• **RECORD EXTRACTS**
------------------------------------
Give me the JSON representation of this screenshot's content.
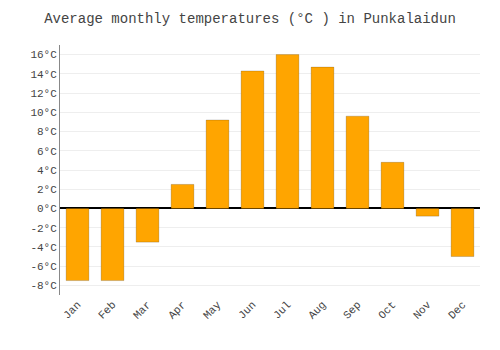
{
  "chart_data": {
    "type": "bar",
    "title": "Average monthly temperatures (°C ) in Punkalaidun",
    "categories": [
      "Jan",
      "Feb",
      "Mar",
      "Apr",
      "May",
      "Jun",
      "Jul",
      "Aug",
      "Sep",
      "Oct",
      "Nov",
      "Dec"
    ],
    "values": [
      -7.5,
      -7.5,
      -3.5,
      2.5,
      9.2,
      14.3,
      16.0,
      14.7,
      9.6,
      4.8,
      -0.8,
      -5.0
    ],
    "color": "#FFA500",
    "ylim": [
      -9,
      17
    ],
    "yticks": [
      {
        "value": -8,
        "label": "-8°C"
      },
      {
        "value": -6,
        "label": "-6°C"
      },
      {
        "value": -4,
        "label": "-4°C"
      },
      {
        "value": -2,
        "label": "-2°C"
      },
      {
        "value": 0,
        "label": "0°C"
      },
      {
        "value": 2,
        "label": "2°C"
      },
      {
        "value": 4,
        "label": "4°C"
      },
      {
        "value": 6,
        "label": "6°C"
      },
      {
        "value": 8,
        "label": "8°C"
      },
      {
        "value": 10,
        "label": "10°C"
      },
      {
        "value": 12,
        "label": "12°C"
      },
      {
        "value": 14,
        "label": "14°C"
      },
      {
        "value": 16,
        "label": "16°C"
      }
    ],
    "grid": true
  }
}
------------------------------------
• **EXERCISE TASK**
Repeat the material above in full and exactly, omitting the pictures.

• **ANSWER TO THIS EXERCISE**
Give me the JSON representation of this screenshot's content.
{
  "chart_data": {
    "type": "bar",
    "title": "Average monthly temperatures (°C ) in Punkalaidun",
    "categories": [
      "Jan",
      "Feb",
      "Mar",
      "Apr",
      "May",
      "Jun",
      "Jul",
      "Aug",
      "Sep",
      "Oct",
      "Nov",
      "Dec"
    ],
    "values": [
      -7.5,
      -7.5,
      -3.5,
      2.5,
      9.2,
      14.3,
      16.0,
      14.7,
      9.6,
      4.8,
      -0.8,
      -5.0
    ],
    "color": "#FFA500",
    "ylim": [
      -9,
      17
    ],
    "yticks": [
      {
        "value": -8,
        "label": "-8°C"
      },
      {
        "value": -6,
        "label": "-6°C"
      },
      {
        "value": -4,
        "label": "-4°C"
      },
      {
        "value": -2,
        "label": "-2°C"
      },
      {
        "value": 0,
        "label": "0°C"
      },
      {
        "value": 2,
        "label": "2°C"
      },
      {
        "value": 4,
        "label": "4°C"
      },
      {
        "value": 6,
        "label": "6°C"
      },
      {
        "value": 8,
        "label": "8°C"
      },
      {
        "value": 10,
        "label": "10°C"
      },
      {
        "value": 12,
        "label": "12°C"
      },
      {
        "value": 14,
        "label": "14°C"
      },
      {
        "value": 16,
        "label": "16°C"
      }
    ],
    "grid": true
  }
}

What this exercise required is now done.